Exercise details: In the text on the rendering thread, which function is the standard way to block the game thread until the rendering thread has caught up?

Selected text:
* START *

FRenderCommandFence provides a convenient way to track the progress of the rendering thread on the game thread. The game thread calls FRenderCommandFence::BeginFence to begin the fence. The game thread can then call FRenderCommandFence::Wait to block until the rendering thread has processed the fence, or it can just poll the progress of the rendering thread by checking GetNumPendingFences. When GetNumPendingFences returns 0, the rendering thread has processed the fence.
Blocking
FlushRenderingCommands is the standard method of blocking the game thread until the rendering thread has caught up. This is useful for offline (editor) operations which modify memory being accessed by the rendering thread.
Rendering resources
FRenderResource provides the base rendering resource interface and provides hooks for initialization and releasing. Anything that derives from FRenderResource (FVertexBuffer, FIndexBuffer, etc) needs to be initialized before it is used for rendering and released before being deleted. FRenderResource::InitResource can only be called from the rendering thread, so there is a helper function (BeginInitResource) that can be called on the game thread to enqueue a rendering command to call FRenderResource::InitResource. RHI functions can only be called from the rendering thread (with the exception of a few for creating devices, viewports, etc).
UObjects and Garbage Collection
Garbage Collection (GC) happens on the game thread and operates on UObjects. The game thread may delete a UObject while the rendering thread is processing a command that references it. For this reason, the rendering thread should never dereference a UObject pointer unless a mechanism is in place to make sure the UObject is not deleted until the rendering thread no longer references it. An example is UPrimitiveComponent, which uses a FRenderCommandFence called DetachFence to prevent GC from deleting the UObject before the rendering thread has processed the detach command.

* END *

Given entries:
* START *

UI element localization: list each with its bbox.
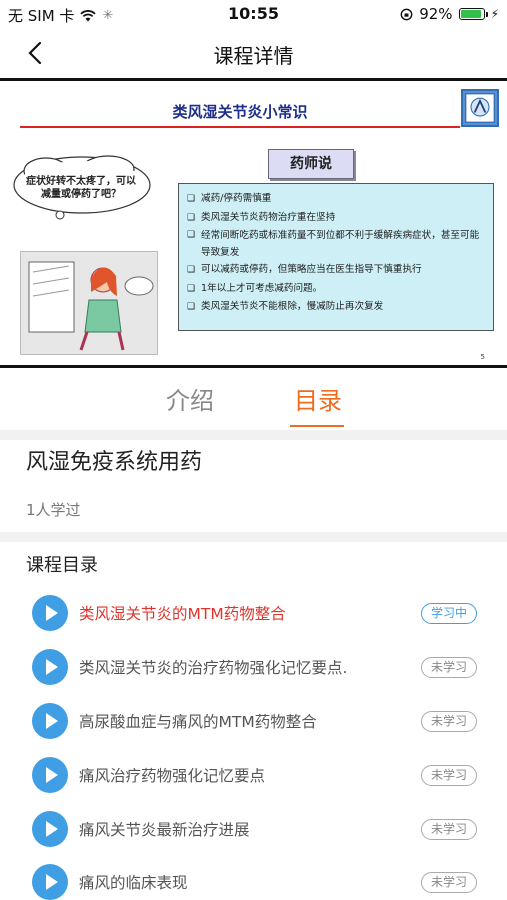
lesson-title: 痛风的临床表现 xyxy=(79,874,188,892)
advice-bullet: ❑ 类风湿关节炎药物治疗重在坚持 xyxy=(187,211,336,223)
section-separator xyxy=(0,532,507,542)
status-right: 92% ⚡ xyxy=(400,5,499,23)
lesson-item[interactable]: 痛风关节炎最新治疗进展 未学习 xyxy=(0,811,507,865)
lesson-item[interactable]: 类风湿关节炎的治疗药物强化记忆要点. 未学习 xyxy=(0,649,507,703)
lesson-title: 痛风治疗药物强化记忆要点 xyxy=(79,767,266,785)
lesson-item[interactable]: 高尿酸血症与痛风的MTM药物整合 未学习 xyxy=(0,703,507,757)
section-separator xyxy=(0,430,507,440)
institution-logo-icon xyxy=(461,89,499,127)
nav-bar: 课程详情 xyxy=(0,28,507,78)
slide-preview[interactable]: 类风湿关节炎小常识 药师说 症状好转不太疼了，可以减量或停药了吧？ ❑ 减药/停药… xyxy=(0,78,507,368)
status-badge: 未学习 xyxy=(421,657,477,678)
tab-bar: 介绍 目录 xyxy=(0,368,507,430)
charging-icon: ⚡ xyxy=(490,7,499,21)
advice-box: ❑ 减药/停药需慎重 ❑ 类风湿关节炎药物治疗重在坚持 ❑ 经常间断吃药或标准药量不到… xyxy=(178,183,494,331)
course-title: 风湿免疫系统用药 xyxy=(26,450,203,475)
advice-bullet: ❑ 可以减药或停药，但策略应当在医生指导下慎重执行 xyxy=(187,264,422,275)
status-badge: 未学习 xyxy=(421,765,477,786)
status-badge: 未学习 xyxy=(421,711,477,732)
lesson-title: 类风湿关节炎的MTM药物整合 xyxy=(79,605,286,623)
tab-intro[interactable]: 介绍 xyxy=(166,381,214,416)
battery-fill xyxy=(460,10,481,18)
lesson-title: 高尿酸血症与痛风的MTM药物整合 xyxy=(79,713,317,731)
lesson-item[interactable]: 类风湿关节炎的MTM药物整合 学习中 xyxy=(0,595,507,649)
slide-divider xyxy=(20,126,460,128)
orientation-lock-icon xyxy=(400,8,413,20)
thought-cloud-text: 症状好转不太疼了，可以减量或停药了吧？ xyxy=(26,176,136,200)
status-bar: 无 SIM 卡 ✳ 10:55 92% ⚡ xyxy=(0,0,507,28)
advice-bullet: ❑ 经常间断吃药或标准药量不到位都不利于缓解疾病症状，甚至可能导致复发 xyxy=(187,230,480,258)
catalog-heading: 课程目录 xyxy=(26,555,98,576)
lesson-item[interactable]: 痛风的临床表现 未学习 xyxy=(0,864,507,900)
status-badge: 学习中 xyxy=(421,603,477,624)
learner-count: 1人学过 xyxy=(26,501,81,519)
slide-title: 类风湿关节炎小常识 xyxy=(172,103,308,121)
play-icon[interactable] xyxy=(32,864,68,900)
tab-active-indicator xyxy=(290,425,344,427)
status-badge: 未学习 xyxy=(421,819,477,840)
lesson-item[interactable]: 痛风治疗药物强化记忆要点 未学习 xyxy=(0,757,507,811)
advice-bullet: ❑ 减药/停药需慎重 xyxy=(187,193,272,204)
battery-percent: 92% xyxy=(419,5,453,23)
play-icon[interactable] xyxy=(32,649,68,685)
advice-bullet: ❑ 1年以上才可考虑减药问题。 xyxy=(187,282,323,294)
pharmacist-callout: 药师说 xyxy=(268,149,354,179)
advice-bullet: ❑ 类风湿关节炎不能根除，慢减防止再次复发 xyxy=(187,301,384,312)
patient-illustration xyxy=(20,251,158,355)
play-icon[interactable] xyxy=(32,595,68,631)
play-icon[interactable] xyxy=(32,811,68,847)
play-icon[interactable] xyxy=(32,757,68,793)
status-badge: 未学习 xyxy=(421,872,477,893)
lesson-title: 类风湿关节炎的治疗药物强化记忆要点. xyxy=(79,659,348,677)
page-title: 课程详情 xyxy=(213,44,294,68)
lesson-title: 痛风关节炎最新治疗进展 xyxy=(79,821,250,839)
tab-catalog[interactable]: 目录 xyxy=(294,381,342,416)
battery-icon xyxy=(458,8,488,20)
slide-page-number: 5 xyxy=(480,353,485,361)
play-icon[interactable] xyxy=(32,703,68,739)
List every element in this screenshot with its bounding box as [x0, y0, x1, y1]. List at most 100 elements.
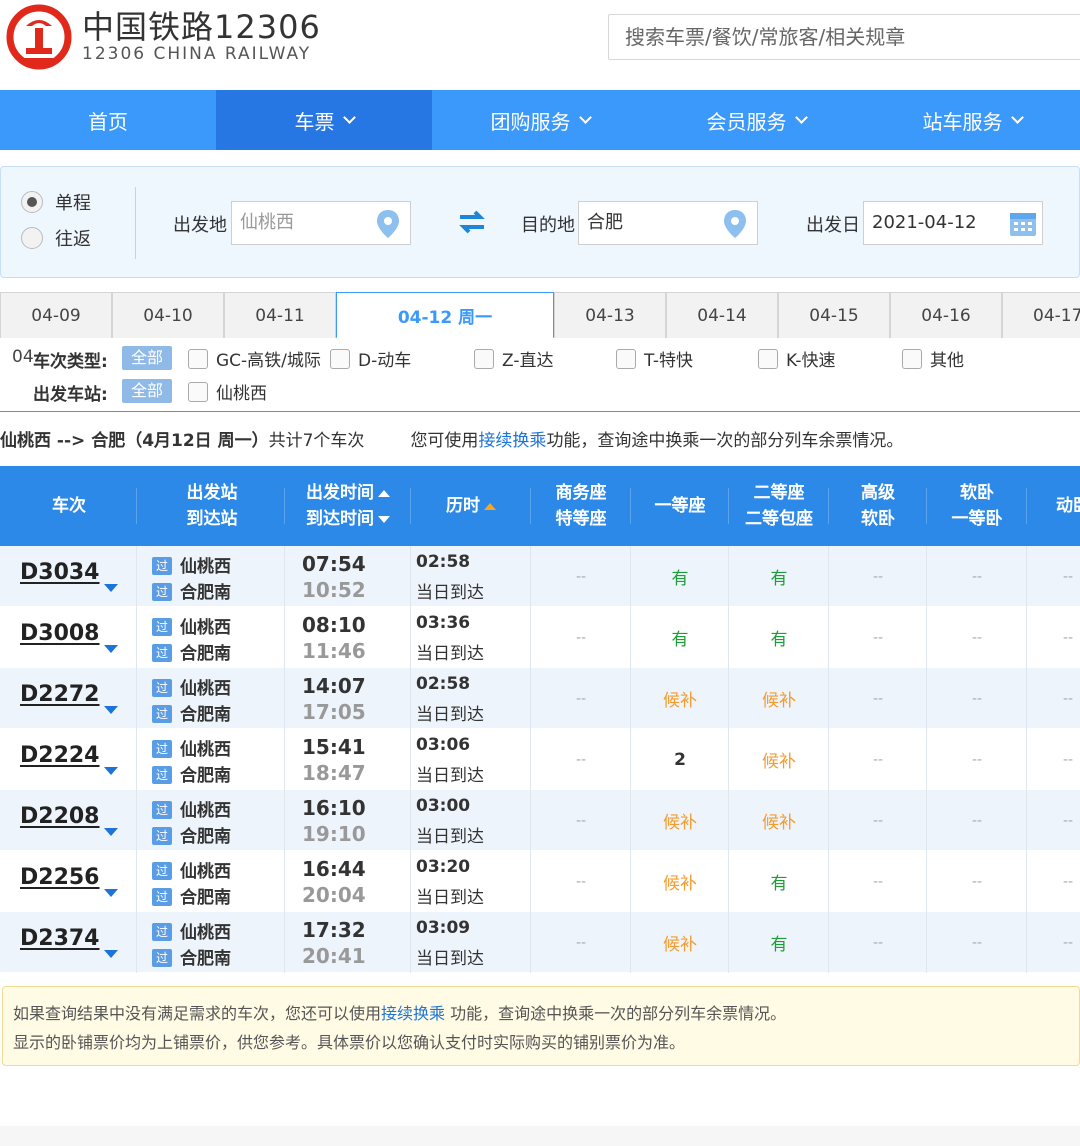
nav-member-service[interactable]: 会员服务	[648, 90, 864, 150]
transfer-link[interactable]: 接续换乘	[478, 431, 546, 451]
swap-stations-icon[interactable]	[456, 208, 488, 236]
seat-second[interactable]: 候补	[730, 790, 828, 851]
checkbox[interactable]	[758, 348, 778, 369]
seat-second[interactable]: 有	[730, 546, 828, 607]
filter-station[interactable]: 仙桃西	[188, 379, 267, 404]
col-times[interactable]: 出发时间 到达时间	[286, 466, 410, 546]
seat-first[interactable]: 有	[632, 607, 728, 668]
dep-station-all-button[interactable]: 全部	[122, 379, 172, 403]
col-duration[interactable]: 历时	[412, 466, 530, 546]
expand-stops-icon[interactable]	[104, 828, 118, 836]
filter-t[interactable]: T-特快	[616, 346, 693, 371]
date-tab[interactable]: 04-17	[1002, 292, 1080, 338]
seat-second[interactable]: 有	[730, 912, 828, 973]
seat-first[interactable]: 候补	[632, 790, 728, 851]
china-railway-logo-icon[interactable]	[6, 4, 72, 70]
cell-sep	[630, 729, 631, 790]
arrival-day: 当日到达	[416, 827, 484, 847]
chevron-down-icon	[578, 111, 592, 124]
sort-asc-icon[interactable]	[484, 502, 496, 510]
from-station-input[interactable]: 仙桃西	[231, 201, 411, 245]
nav-group-service[interactable]: 团购服务	[432, 90, 648, 150]
checkbox[interactable]	[330, 348, 350, 369]
train-number-link[interactable]: D2256	[20, 865, 100, 890]
seat-soft: --	[971, 934, 983, 951]
train-number-link[interactable]: D2272	[20, 682, 100, 707]
radio-oneway[interactable]	[21, 191, 43, 213]
train-number-link[interactable]: D2374	[20, 926, 100, 951]
cell-sep	[1026, 912, 1027, 973]
col-stations: 出发站 到达站	[138, 466, 286, 546]
radio-roundtrip[interactable]	[21, 227, 43, 249]
expand-stops-icon[interactable]	[104, 584, 118, 592]
trip-type-roundtrip-label: 往返	[55, 229, 91, 250]
expand-stops-icon[interactable]	[104, 706, 118, 714]
arrival-time: 20:04	[302, 883, 366, 907]
date-input[interactable]: 2021-04-12	[863, 201, 1043, 245]
filter-d-label: D-动车	[358, 351, 412, 371]
train-number-link[interactable]: D2224	[20, 743, 100, 768]
expand-stops-icon[interactable]	[104, 889, 118, 897]
cell-sep	[530, 851, 531, 912]
location-pin-icon[interactable]	[721, 208, 749, 240]
checkbox[interactable]	[616, 348, 636, 369]
filter-k[interactable]: K-快速	[758, 346, 836, 371]
filter-gc[interactable]: GC-高铁/城际	[188, 346, 321, 371]
col-arr-station-label: 到达站	[186, 509, 238, 529]
nav-tickets[interactable]: 车票	[216, 90, 432, 150]
seat-first[interactable]: 候补	[632, 668, 728, 729]
checkbox[interactable]	[188, 348, 208, 369]
to-station-input[interactable]: 合肥	[578, 201, 758, 245]
filter-other[interactable]: 其他	[902, 346, 964, 371]
seat-first[interactable]: 有	[632, 546, 728, 607]
date-tab[interactable]: 04-14	[666, 292, 778, 338]
table-row: D3034 过仙桃西过合肥南 07:54 10:52 02:58 当日到达 -- 有有 -- --…	[0, 546, 1080, 607]
seat-second[interactable]: 有	[730, 607, 828, 668]
date-tab[interactable]: 04-13	[554, 292, 666, 338]
train-type-label: 车次类型:	[33, 352, 108, 372]
date-tab[interactable]: 04-11	[224, 292, 336, 338]
expand-stops-icon[interactable]	[104, 950, 118, 958]
col-moving-label: 动卧	[1056, 496, 1080, 516]
date-tab-active[interactable]: 04-12 周一	[336, 292, 554, 339]
train-number-link[interactable]: D2208	[20, 804, 100, 829]
expand-stops-icon[interactable]	[104, 645, 118, 653]
notice-transfer-link[interactable]: 接续换乘	[381, 1004, 445, 1023]
filter-z[interactable]: Z-直达	[474, 346, 553, 371]
nav-group-label: 团购服务	[490, 109, 571, 134]
seat-first[interactable]: 2	[632, 729, 728, 790]
trip-type-oneway[interactable]: 单程	[21, 189, 91, 215]
checkbox[interactable]	[474, 348, 494, 369]
col-sep	[926, 488, 927, 524]
sort-asc-icon[interactable]	[378, 489, 390, 497]
checkbox[interactable]	[188, 381, 208, 402]
cell-sep	[828, 668, 829, 729]
seat-second[interactable]: 候补	[730, 729, 828, 790]
nav-home[interactable]: 首页	[0, 90, 216, 150]
cell-sep	[926, 607, 927, 668]
date-tab[interactable]: 04-15	[778, 292, 890, 338]
trip-type-roundtrip[interactable]: 往返	[21, 225, 91, 251]
checkbox[interactable]	[902, 348, 922, 369]
seat-first[interactable]: 候补	[632, 912, 728, 973]
seat-first[interactable]: 候补	[632, 851, 728, 912]
nav-station-service[interactable]: 站车服务	[864, 90, 1080, 150]
sort-desc-icon[interactable]	[378, 515, 390, 523]
site-search-input[interactable]: 搜索车票/餐饮/常旅客/相关规章	[608, 14, 1080, 60]
train-number-link[interactable]: D3008	[20, 621, 100, 646]
expand-stops-icon[interactable]	[104, 767, 118, 775]
cell-sep	[1026, 729, 1027, 790]
departure-station: 仙桃西	[180, 618, 231, 638]
date-tab[interactable]: 04-09	[0, 292, 112, 338]
cell-sep	[1026, 607, 1027, 668]
filter-d[interactable]: D-动车	[330, 346, 411, 371]
seat-second[interactable]: 有	[730, 851, 828, 912]
date-tab[interactable]: 04-10	[112, 292, 224, 338]
train-number-link[interactable]: D3034	[20, 560, 100, 585]
calendar-icon[interactable]	[1008, 208, 1038, 238]
seat-second[interactable]: 候补	[730, 668, 828, 729]
date-tab[interactable]: 04-16	[890, 292, 1002, 338]
train-type-all-button[interactable]: 全部	[122, 346, 172, 370]
location-pin-icon[interactable]	[374, 208, 402, 240]
seat-moving: --	[1062, 873, 1074, 890]
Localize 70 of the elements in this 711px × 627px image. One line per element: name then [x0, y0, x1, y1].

* END *

Problem solution: FlushRenderingCommands